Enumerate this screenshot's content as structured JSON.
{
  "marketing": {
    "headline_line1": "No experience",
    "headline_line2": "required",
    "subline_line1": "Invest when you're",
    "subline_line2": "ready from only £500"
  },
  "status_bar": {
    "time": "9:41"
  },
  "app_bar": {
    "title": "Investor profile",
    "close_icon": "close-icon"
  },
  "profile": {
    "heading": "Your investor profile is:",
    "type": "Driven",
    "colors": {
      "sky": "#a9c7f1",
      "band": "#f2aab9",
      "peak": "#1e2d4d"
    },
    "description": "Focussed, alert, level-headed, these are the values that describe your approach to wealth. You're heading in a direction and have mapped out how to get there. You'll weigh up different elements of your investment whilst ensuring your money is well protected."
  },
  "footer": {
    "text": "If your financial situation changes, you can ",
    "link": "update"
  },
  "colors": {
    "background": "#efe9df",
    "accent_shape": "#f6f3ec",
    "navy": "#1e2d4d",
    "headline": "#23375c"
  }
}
━━━━━━
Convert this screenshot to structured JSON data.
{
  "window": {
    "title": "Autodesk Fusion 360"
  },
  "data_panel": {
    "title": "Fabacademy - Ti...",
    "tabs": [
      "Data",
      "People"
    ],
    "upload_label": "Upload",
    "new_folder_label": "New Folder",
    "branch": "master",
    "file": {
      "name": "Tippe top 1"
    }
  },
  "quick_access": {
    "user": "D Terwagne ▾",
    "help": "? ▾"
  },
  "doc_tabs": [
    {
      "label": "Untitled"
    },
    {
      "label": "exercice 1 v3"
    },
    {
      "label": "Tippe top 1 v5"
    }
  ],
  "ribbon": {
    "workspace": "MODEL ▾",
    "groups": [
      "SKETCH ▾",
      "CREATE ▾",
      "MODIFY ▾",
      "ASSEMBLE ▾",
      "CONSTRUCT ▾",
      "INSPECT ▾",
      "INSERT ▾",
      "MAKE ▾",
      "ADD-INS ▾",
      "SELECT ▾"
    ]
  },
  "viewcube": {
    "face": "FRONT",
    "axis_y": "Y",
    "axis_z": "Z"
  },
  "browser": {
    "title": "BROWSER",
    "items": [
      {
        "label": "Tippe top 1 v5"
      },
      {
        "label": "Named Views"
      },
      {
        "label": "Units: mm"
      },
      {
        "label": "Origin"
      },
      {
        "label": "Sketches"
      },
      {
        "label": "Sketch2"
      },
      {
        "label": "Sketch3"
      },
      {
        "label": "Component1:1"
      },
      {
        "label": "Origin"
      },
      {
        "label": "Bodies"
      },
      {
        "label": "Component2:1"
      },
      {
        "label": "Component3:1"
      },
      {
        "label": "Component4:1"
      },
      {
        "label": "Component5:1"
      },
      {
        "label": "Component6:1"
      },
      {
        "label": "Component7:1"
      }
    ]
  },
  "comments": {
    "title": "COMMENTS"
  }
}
━━━━━━
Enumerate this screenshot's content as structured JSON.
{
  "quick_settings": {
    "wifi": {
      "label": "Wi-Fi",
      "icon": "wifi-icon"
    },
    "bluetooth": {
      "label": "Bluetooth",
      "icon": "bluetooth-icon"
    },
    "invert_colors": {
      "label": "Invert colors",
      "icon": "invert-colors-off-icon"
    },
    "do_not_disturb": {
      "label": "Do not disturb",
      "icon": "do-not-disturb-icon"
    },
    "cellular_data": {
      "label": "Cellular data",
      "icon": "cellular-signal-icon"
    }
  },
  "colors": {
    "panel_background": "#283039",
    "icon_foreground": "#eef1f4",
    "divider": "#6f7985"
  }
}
━━━━━━
• [AIM] List every line in the records above that contains the word "heading".

• [COMPLETED EXERCISE]
    "heading": "Your investor profile is:",
    "description": "Focussed, alert, level-headed, these are the values that describe your approach to wealth. You're heading in a direction and have mapped out how to get there. You'll weigh up different elements of your investment whilst ensuring your money is well protected."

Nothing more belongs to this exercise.